▸ Given request 1
List every on-screen label that the Eppo experiment text tells the reader to click.
▸ Given request 2
Set down the Eppo experiment text word for word, covering everything from "Experiment assignments are" down to "your user base.".

Experiment assignments are similar to feature gate assignments, but allow multiple variations to be randomized against each other. This is done by hashing the subject key (e.g., user ID) with a unique salt per experiment. If the same user passes through the experiment multiple times, the Eppo SDK guarantees that they will be assigned to the same variation, even across different SDKs.
Instead of enrolling all of your users into the experiment, you'll likely want to start with only a random subset of your users. To achieve this, set the Traffic Allocation to something small, say 5%:
You can also add targeting rules to this allocation if you'd like to target a specific segment of your user base.
Tracking the canary test
As users are enrolled into the experiment you can start tracking assignment volume and early metrics by clicking on Create Experiment Analysis:
Once you've specified the entity on which the experiment was run (typically user), select the assignment SQL you created above and click Next. This will take you to a configuration page where you can modify analysis timeframes, which variants to include, and the experiment's primary metric. All of these settings have pre-populated defaults, but you can modify them at any time. Once you're happy with the configuration, click Save Changes.

▸ Listed records
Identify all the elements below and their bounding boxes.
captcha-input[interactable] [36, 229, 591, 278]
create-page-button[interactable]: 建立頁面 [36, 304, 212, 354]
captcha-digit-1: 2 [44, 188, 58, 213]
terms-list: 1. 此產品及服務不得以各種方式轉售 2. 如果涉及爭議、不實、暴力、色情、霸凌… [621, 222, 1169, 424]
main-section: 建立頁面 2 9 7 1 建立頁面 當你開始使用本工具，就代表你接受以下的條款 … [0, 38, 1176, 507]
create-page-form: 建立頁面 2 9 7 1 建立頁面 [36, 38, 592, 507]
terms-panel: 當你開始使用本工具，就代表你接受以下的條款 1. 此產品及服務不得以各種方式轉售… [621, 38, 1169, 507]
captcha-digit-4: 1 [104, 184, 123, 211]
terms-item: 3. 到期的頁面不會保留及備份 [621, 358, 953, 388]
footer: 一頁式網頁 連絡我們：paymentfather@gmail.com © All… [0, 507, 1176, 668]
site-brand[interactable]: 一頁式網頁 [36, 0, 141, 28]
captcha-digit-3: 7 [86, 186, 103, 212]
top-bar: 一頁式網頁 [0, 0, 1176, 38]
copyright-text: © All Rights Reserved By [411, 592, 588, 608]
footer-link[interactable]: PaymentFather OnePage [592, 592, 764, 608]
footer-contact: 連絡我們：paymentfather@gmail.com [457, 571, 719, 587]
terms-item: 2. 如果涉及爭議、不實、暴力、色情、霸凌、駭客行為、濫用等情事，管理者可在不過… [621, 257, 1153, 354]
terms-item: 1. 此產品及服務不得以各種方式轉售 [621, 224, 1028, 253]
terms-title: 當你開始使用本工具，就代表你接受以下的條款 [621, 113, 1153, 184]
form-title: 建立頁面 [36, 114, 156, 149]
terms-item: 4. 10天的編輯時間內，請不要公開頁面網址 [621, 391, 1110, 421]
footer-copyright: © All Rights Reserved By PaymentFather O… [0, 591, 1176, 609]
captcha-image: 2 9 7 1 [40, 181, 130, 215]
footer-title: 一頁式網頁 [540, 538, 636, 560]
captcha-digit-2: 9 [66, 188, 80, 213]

▸ Correct output 1
Create Experiment Analysis
Next
Save Changes

▸ Correct output 2
Experiment assignments are similar to feature gate assignments, but allow multiple variations to be randomized against each other. This is done by hashing the subject key (e.g., user ID) with a unique salt per experiment. If the same user passes through the experiment multiple times, the Eppo SDK guarantees that they will be assigned to the same variation, even across different SDKs.
Instead of enrolling all of your users into the experiment, you'll likely want to start with only a random subset of your users. To achieve this, set the Traffic Allocation to something small, say 5%:
You can also add targeting rules to this allocation if you'd like to target a specific segment of your user base.